◆ AIM OF THE EXERCISE
Leave every picture out and write out the records below exactly.

Extracted data entries
↓
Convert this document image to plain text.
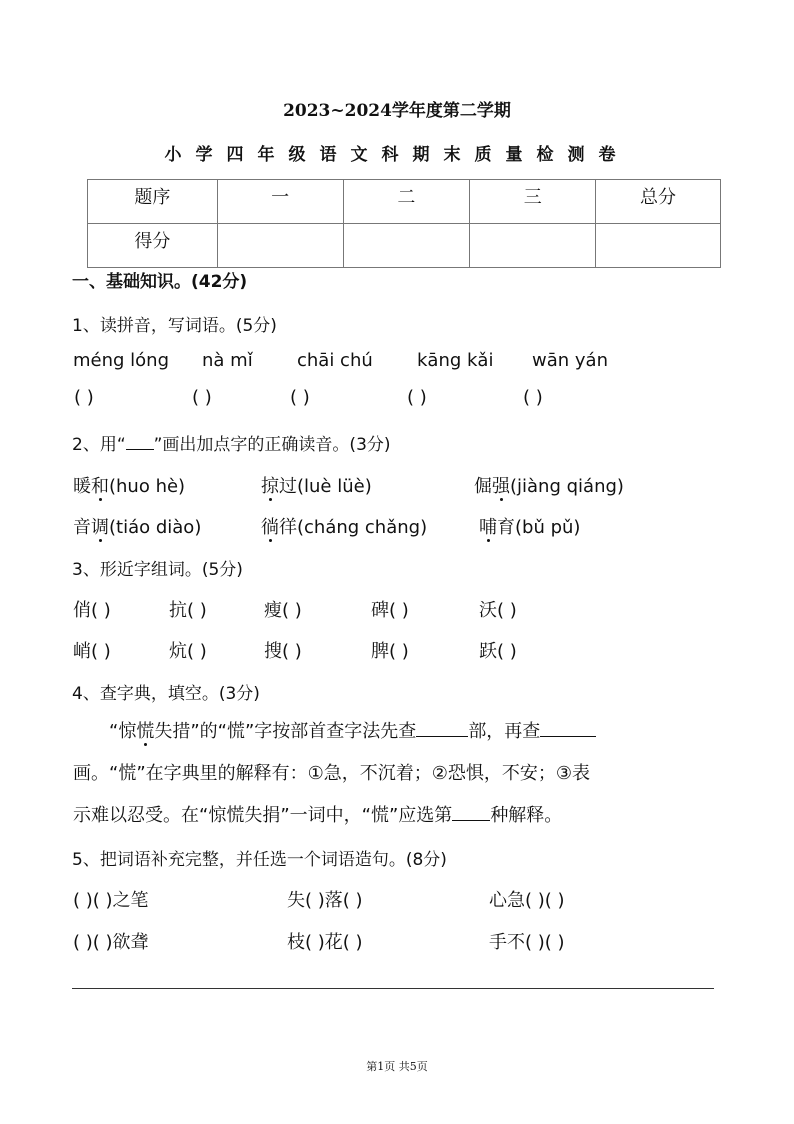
2023~2024学年度第二学期
小学四年级语文科期末质量检测卷
题序	一	二	三	总分
得分				
一、基础知识。(42分)
1、读拼音，写词语。(5分)
méng lóng nà mǐ chāi chú kāng kǎi wān yán
( )	( )	( )	( )	( )
2、用“ ”画出加点字的正确读音。(3分)
暖和(huo hè)	掠过(luè lüè)	倔强(jiàng qiáng)
音调(tiáo diào)	徜徉(cháng chǎng)	哺育(bǔ pǔ)
3、形近字组词。(5分)
俏( )	抗( )	瘦( )	碑( )	沃( )
峭( )	炕( )	搜( )	脾( )	跃( )
4、查字典，填空。(3分)
“惊慌失措”的“慌”字按部首查字法先查	部，再查
画。“慌”在字典里的解释有：①急，不沉着；②恐惧，不安；③表
示难以忍受。在“惊慌失捐”一词中，“慌”应选第 种解释。
5、把词语补充完整，并任选一个词语造句。(8分)
( )( )之笔	失( )落( )	心急( )( )
( )( )欲聋	枝( )花( )	手不( )( )
第1页 共5页
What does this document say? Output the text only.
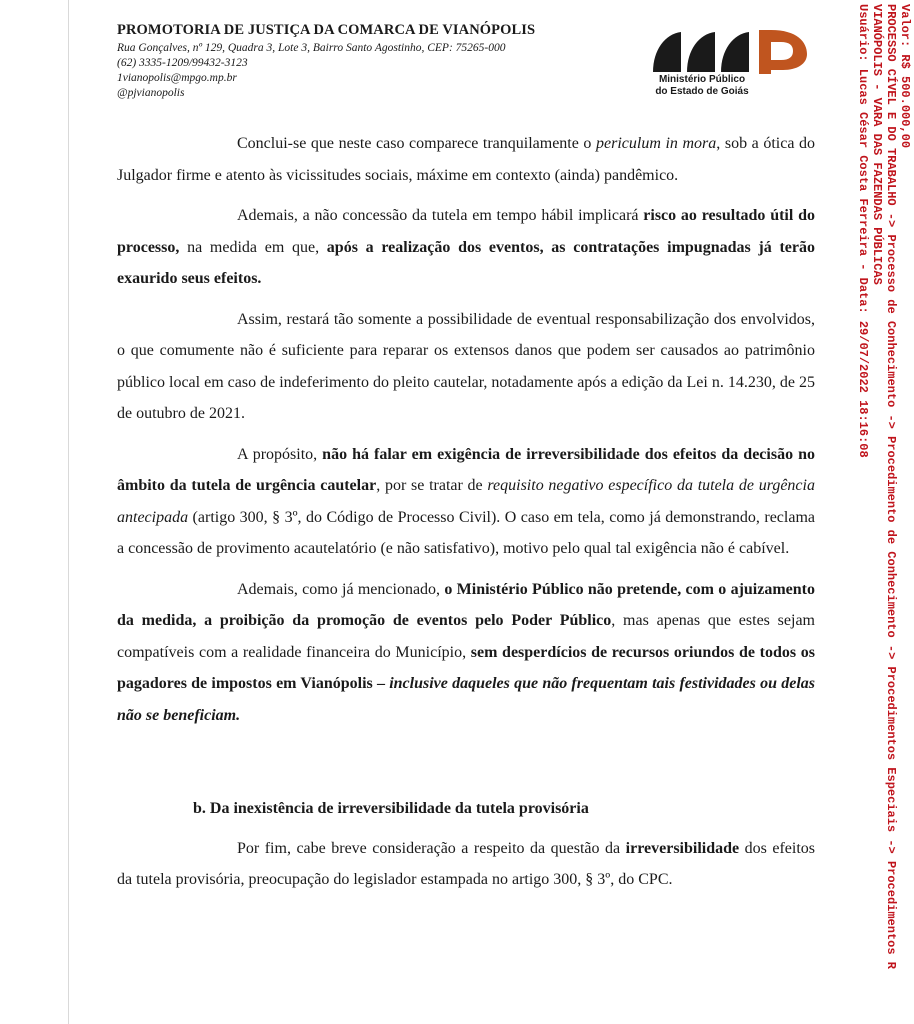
PROMOTORIA DE JUSTIÇA DA COMARCA DE VIANÓPOLIS
Rua Gonçalves, nº 129, Quadra 3, Lote 3, Bairro Santo Agostinho, CEP: 75265-000
(62) 3335-1209/99432-3123
1vianopolis@mpgo.mp.br
@pjvianopolis
Ministério Público
do Estado de Goiás

Conclui-se que neste caso comparece tranquilamente o periculum in mora, sob a ótica do Julgador firme e atento às vicissitudes sociais, máxime em contexto (ainda) pandêmico.

Ademais, a não concessão da tutela em tempo hábil implicará risco ao resultado útil do processo, na medida em que, após a realização dos eventos, as contratações impugnadas já terão exaurido seus efeitos.

Assim, restará tão somente a possibilidade de eventual responsabilização dos envolvidos, o que comumente não é suficiente para reparar os extensos danos que podem ser causados ao patrimônio público local em caso de indeferimento do pleito cautelar, notadamente após a edição da Lei n. 14.230, de 25 de outubro de 2021.

A propósito, não há falar em exigência de irreversibilidade dos efeitos da decisão no âmbito da tutela de urgência cautelar, por se tratar de requisito negativo específico da tutela de urgência antecipada (artigo 300, § 3º, do Código de Processo Civil). O caso em tela, como já demonstrando, reclama a concessão de provimento acautelatório (e não satisfativo), motivo pelo qual tal exigência não é cabível.

Ademais, como já mencionado, o Ministério Público não pretende, com o ajuizamento da medida, a proibição da promoção de eventos pelo Poder Público, mas apenas que estes sejam compatíveis com a realidade financeira do Município, sem desperdícios de recursos oriundos de todos os pagadores de impostos em Vianópolis – inclusive daqueles que não frequentam tais festividades ou delas não se beneficiam.

b. Da inexistência de irreversibilidade da tutela provisória

Por fim, cabe breve consideração a respeito da questão da irreversibilidade dos efeitos da tutela provisória, preocupação do legislador estampada no artigo 300, § 3º, do CPC.

Valor: R$ 500.000,00
PROCESSO CÍVEL E DO TRABALHO -> Processo de Conhecimento -> Procedimento de Conhecimento -> Procedimentos Especiais -> Procedimentos R
VIANÓPOLIS - VARA DAS FAZENDAS PÚBLICAS
Usuário: Lucas César Costa Ferreira - Data: 29/07/2022 18:16:08
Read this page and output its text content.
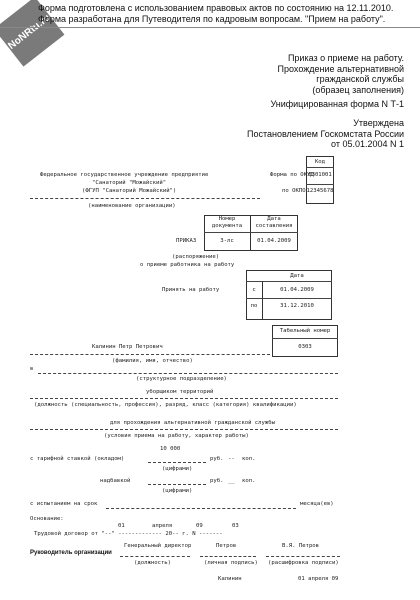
NoNRtu.ru
Форма подготовлена с использованием правовых актов по состоянию на 12.11.2010.
Форма разработана для Путеводителя по кадровым вопросам. "Прием на работу".
Приказ о приеме на работу.
Прохождение альтернативной
гражданской службы
(образец заполнения)
Унифицированная форма N Т-1
Утверждена
Постановлением Госкомстата России
от 05.01.2004 N 1
Код
Форма по ОКУД
0301001
по ОКПО 12345678
Федеральное государственное учреждение предприятие
"Санаторий "Можайский"
(ФГУП "Санаторий Можайский")
(наименование организации)
Номер документа
Дата составления
ПРИКАЗ	3-лс	01.04.2009
(распоряжение)
о приеме работника на работу
Дата
Принять на работу	с	01.04.2009
по	31.12.2010
Табельный номер
0303
Калинин Петр Петрович
(фамилия, имя, отчество)
в
(структурное подразделение)
уборщиком территорий
(должность (специальность, профессия), разряд, класс (категория) квалификации)
для прохождения альтернативной гражданской службы
(условия приема на работу, характер работы)
10 000
с тарифной ставкой (окладом)	руб. -- коп.
(цифрами)
надбавкой	руб. __ коп.
(цифрами)
с испытанием на срок	месяца(ев)
Основание:
01	апреля	09	03
Трудовой договор от "--" ------------- 20-- г. N -------
Генеральный директор	Петров	В.Я. Петров
Руководитель организации
(должность)	(личная подпись) (расшифровка подписи)
Калинин	01 апреля 09
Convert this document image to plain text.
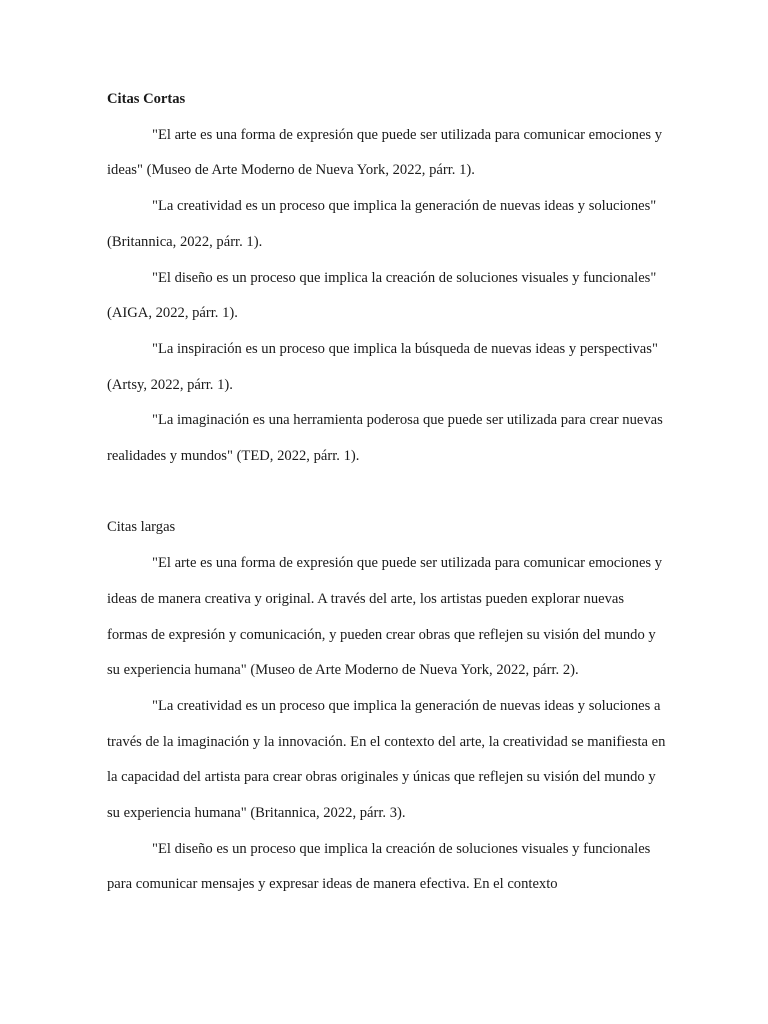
Citas Cortas

"El arte es una forma de expresión que puede ser utilizada para comunicar emociones y ideas" (Museo de Arte Moderno de Nueva York, 2022, párr. 1).

"La creatividad es un proceso que implica la generación de nuevas ideas y soluciones" (Britannica, 2022, párr. 1).

"El diseño es un proceso que implica la creación de soluciones visuales y funcionales" (AIGA, 2022, párr. 1).

"La inspiración es un proceso que implica la búsqueda de nuevas ideas y perspectivas" (Artsy, 2022, párr. 1).

"La imaginación es una herramienta poderosa que puede ser utilizada para crear nuevas realidades y mundos" (TED, 2022, párr. 1).

Citas largas

"El arte es una forma de expresión que puede ser utilizada para comunicar emociones y ideas de manera creativa y original. A través del arte, los artistas pueden explorar nuevas formas de expresión y comunicación, y pueden crear obras que reflejen su visión del mundo y su experiencia humana" (Museo de Arte Moderno de Nueva York, 2022, párr. 2).

"La creatividad es un proceso que implica la generación de nuevas ideas y soluciones a través de la imaginación y la innovación. En el contexto del arte, la creatividad se manifiesta en la capacidad del artista para crear obras originales y únicas que reflejen su visión del mundo y su experiencia humana" (Britannica, 2022, párr. 3).

"El diseño es un proceso que implica la creación de soluciones visuales y funcionales para comunicar mensajes y expresar ideas de manera efectiva. En el contexto
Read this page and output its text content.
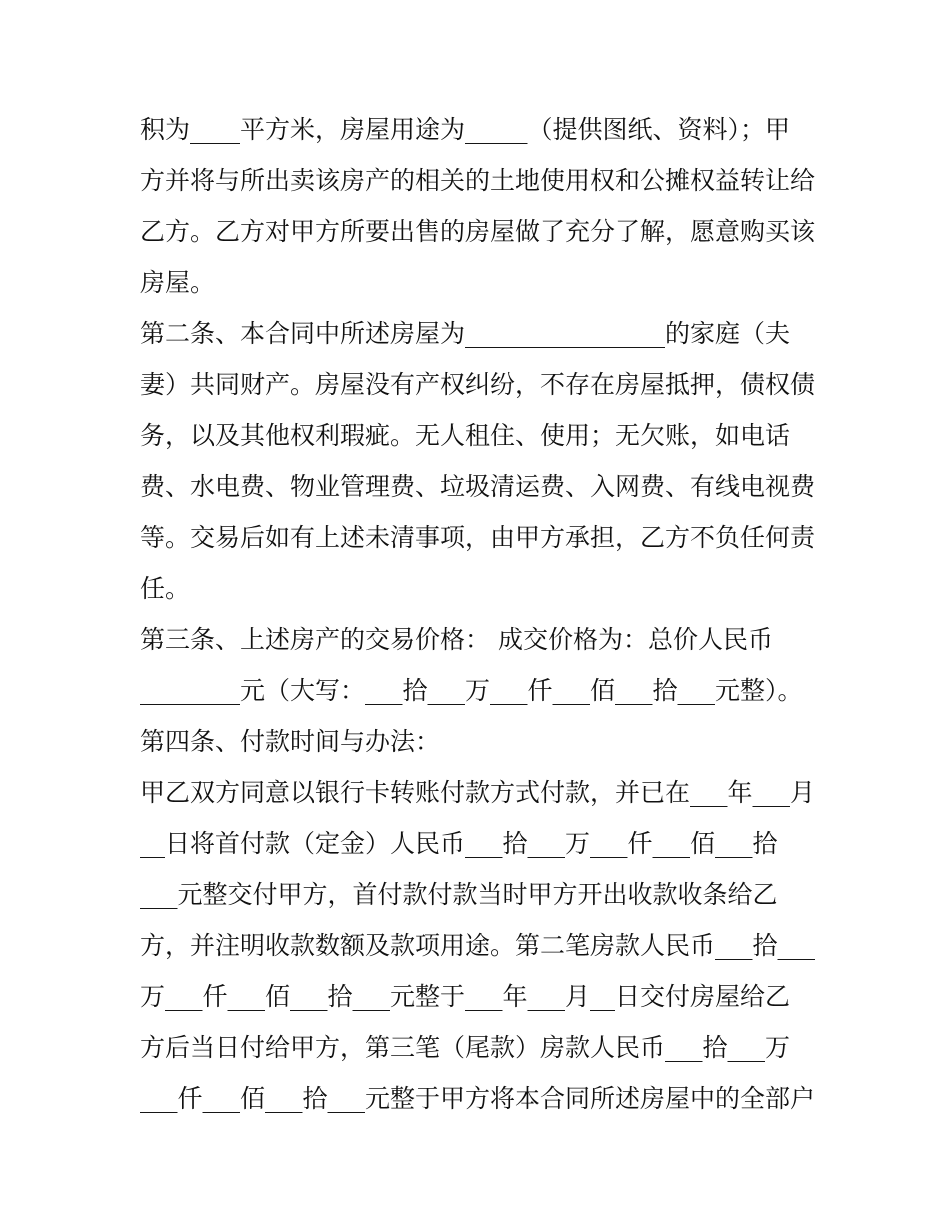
积为____平方米，房屋用途为_____（提供图纸、资料）；甲
方并将与所出卖该房产的相关的土地使用权和公摊权益转让给
乙方。乙方对甲方所要出售的房屋做了充分了解，愿意购买该
房屋。
第二条、本合同中所述房屋为________________的家庭（夫
妻）共同财产。房屋没有产权纠纷，不存在房屋抵押，债权债
务，以及其他权利瑕疵。无人租住、使用；无欠账，如电话
费、水电费、物业管理费、垃圾清运费、入网费、有线电视费
等。交易后如有上述未清事项，由甲方承担，乙方不负任何责
任。
第三条、上述房产的交易价格： 成交价格为：总价人民币
________元（大写：___拾___万___仟___佰___拾___元整）。
第四条、付款时间与办法：
甲乙双方同意以银行卡转账付款方式付款，并已在___年___月
__日将首付款（定金）人民币___拾___万___仟___佰___拾
___元整交付甲方，首付款付款当时甲方开出收款收条给乙
方，并注明收款数额及款项用途。第二笔房款人民币___拾___
万___仟___佰___拾___元整于___年___月__日交付房屋给乙
方后当日付给甲方，第三笔（尾款）房款人民币___拾___万
___仟___佰___拾___元整于甲方将本合同所述房屋中的全部户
↑
◆ COMPLETED TASK
Convert this document image to plain text.
2023~2024学年度第二学期
小学四年级语文科期末质量检测卷
题序	一	二	三	总分
得分				
一、基础知识。(42分)
1、读拼音，写词语。(5分)
méng lóng nà mǐ chāi chú kāng kǎi wān yán
( )	( )	( )	( )	( )
2、用“ ”画出加点字的正确读音。(3分)
暖和(huo hè)	掠过(luè lüè)	倔强(jiàng qiáng)
音调(tiáo diào)	徜徉(cháng chǎng)	哺育(bǔ pǔ)
3、形近字组词。(5分)
俏( )	抗( )	瘦( )	碑( )	沃( )
峭( )	炕( )	搜( )	脾( )	跃( )
4、查字典，填空。(3分)
“惊慌失措”的“慌”字按部首查字法先查	部，再查
画。“慌”在字典里的解释有：①急，不沉着；②恐惧，不安；③表
示难以忍受。在“惊慌失捐”一词中，“慌”应选第 种解释。
5、把词语补充完整，并任选一个词语造句。(8分)
( )( )之笔	失( )落( )	心急( )( )
( )( )欲聋	枝( )花( )	手不( )( )
第1页 共5页
What does this document say? Output the text only.
PROMOTORIA DE JUSTIÇA DA COMARCA DE VIANÓPOLIS
Rua Gonçalves, nº 129, Quadra 3, Lote 3, Bairro Santo Agostinho, CEP: 75265-000
(62) 3335-1209/99432-3123
1vianopolis@mpgo.mp.br
@pjvianopolis
Ministério Público
do Estado de Goiás

Conclui-se que neste caso comparece tranquilamente o periculum in mora, sob a ótica do Julgador firme e atento às vicissitudes sociais, máxime em contexto (ainda) pandêmico.

Ademais, a não concessão da tutela em tempo hábil implicará risco ao resultado útil do processo, na medida em que, após a realização dos eventos, as contratações impugnadas já terão exaurido seus efeitos.

Assim, restará tão somente a possibilidade de eventual responsabilização dos envolvidos, o que comumente não é suficiente para reparar os extensos danos que podem ser causados ao patrimônio público local em caso de indeferimento do pleito cautelar, notadamente após a edição da Lei n. 14.230, de 25 de outubro de 2021.

A propósito, não há falar em exigência de irreversibilidade dos efeitos da decisão no âmbito da tutela de urgência cautelar, por se tratar de requisito negativo específico da tutela de urgência antecipada (artigo 300, § 3º, do Código de Processo Civil). O caso em tela, como já demonstrando, reclama a concessão de provimento acautelatório (e não satisfativo), motivo pelo qual tal exigência não é cabível.

Ademais, como já mencionado, o Ministério Público não pretende, com o ajuizamento da medida, a proibição da promoção de eventos pelo Poder Público, mas apenas que estes sejam compatíveis com a realidade financeira do Município, sem desperdícios de recursos oriundos de todos os pagadores de impostos em Vianópolis – inclusive daqueles que não frequentam tais festividades ou delas não se beneficiam.

b. Da inexistência de irreversibilidade da tutela provisória

Por fim, cabe breve consideração a respeito da questão da irreversibilidade dos efeitos da tutela provisória, preocupação do legislador estampada no artigo 300, § 3º, do CPC.

Valor: R$ 500.000,00
PROCESSO CÍVEL E DO TRABALHO -> Processo de Conhecimento -> Procedimento de Conhecimento -> Procedimentos Especiais -> Procedimentos R
VIANÓPOLIS - VARA DAS FAZENDAS PÚBLICAS
Usuário: Lucas César Costa Ferreira - Data: 29/07/2022 18:16:08
Read this page and output its text content.
NoNRtu.ru
Форма подготовлена с использованием правовых актов по состоянию на 12.11.2010.
Форма разработана для Путеводителя по кадровым вопросам. "Прием на работу".
Приказ о приеме на работу.
Прохождение альтернативной
гражданской службы
(образец заполнения)
Унифицированная форма N Т-1
Утверждена
Постановлением Госкомстата России
от 05.01.2004 N 1
Код
Форма по ОКУД
0301001
по ОКПО 12345678
Федеральное государственное учреждение предприятие
"Санаторий "Можайский"
(ФГУП "Санаторий Можайский")
(наименование организации)
Номер документа
Дата составления
ПРИКАЗ	3-лс	01.04.2009
(распоряжение)
о приеме работника на работу
Дата
Принять на работу	с	01.04.2009
по	31.12.2010
Табельный номер
0303
Калинин Петр Петрович
(фамилия, имя, отчество)
в
(структурное подразделение)
уборщиком территорий
(должность (специальность, профессия), разряд, класс (категория) квалификации)
для прохождения альтернативной гражданской службы
(условия приема на работу, характер работы)
10 000
с тарифной ставкой (окладом)	руб. -- коп.
(цифрами)
надбавкой	руб. __ коп.
(цифрами)
с испытанием на срок	месяца(ев)
Основание:
01	апреля	09	03
Трудовой договор от "--" ------------- 20-- г. N -------
Генеральный директор	Петров	В.Я. Петров
Руководитель организации
(должность)	(личная подпись) (расшифровка подписи)
Калинин	01 апреля 09
Convert this document image to plain text.
Citas Cortas

"El arte es una forma de expresión que puede ser utilizada para comunicar emociones y ideas" (Museo de Arte Moderno de Nueva York, 2022, párr. 1).

"La creatividad es un proceso que implica la generación de nuevas ideas y soluciones" (Britannica, 2022, párr. 1).

"El diseño es un proceso que implica la creación de soluciones visuales y funcionales" (AIGA, 2022, párr. 1).

"La inspiración es un proceso que implica la búsqueda de nuevas ideas y perspectivas" (Artsy, 2022, párr. 1).

"La imaginación es una herramienta poderosa que puede ser utilizada para crear nuevas realidades y mundos" (TED, 2022, párr. 1).

Citas largas

"El arte es una forma de expresión que puede ser utilizada para comunicar emociones y ideas de manera creativa y original. A través del arte, los artistas pueden explorar nuevas formas de expresión y comunicación, y pueden crear obras que reflejen su visión del mundo y su experiencia humana" (Museo de Arte Moderno de Nueva York, 2022, párr. 2).

"La creatividad es un proceso que implica la generación de nuevas ideas y soluciones a través de la imaginación y la innovación. En el contexto del arte, la creatividad se manifiesta en la capacidad del artista para crear obras originales y únicas que reflejen su visión del mundo y su experiencia humana" (Britannica, 2022, párr. 3).

"El diseño es un proceso que implica la creación de soluciones visuales y funcionales para comunicar mensajes y expresar ideas de manera efectiva. En el contexto
Read this page and output its text content.
积为____平方米，房屋用途为_____（提供图纸、资料）；甲
方并将与所出卖该房产的相关的土地使用权和公摊权益转让给
乙方。乙方对甲方所要出售的房屋做了充分了解，愿意购买该
房屋。
第二条、本合同中所述房屋为________________的家庭（夫
妻）共同财产。房屋没有产权纠纷，不存在房屋抵押，债权债
务，以及其他权利瑕疵。无人租住、使用；无欠账，如电话
费、水电费、物业管理费、垃圾清运费、入网费、有线电视费
等。交易后如有上述未清事项，由甲方承担，乙方不负任何责
任。
第三条、上述房产的交易价格： 成交价格为：总价人民币
________元（大写：___拾___万___仟___佰___拾___元整）。
第四条、付款时间与办法：
甲乙双方同意以银行卡转账付款方式付款，并已在___年___月
__日将首付款（定金）人民币___拾___万___仟___佰___拾
___元整交付甲方，首付款付款当时甲方开出收款收条给乙
方，并注明收款数额及款项用途。第二笔房款人民币___拾___
万___仟___佰___拾___元整于___年___月__日交付房屋给乙
方后当日付给甲方，第三笔（尾款）房款人民币___拾___万
___仟___佰___拾___元整于甲方将本合同所述房屋中的全部户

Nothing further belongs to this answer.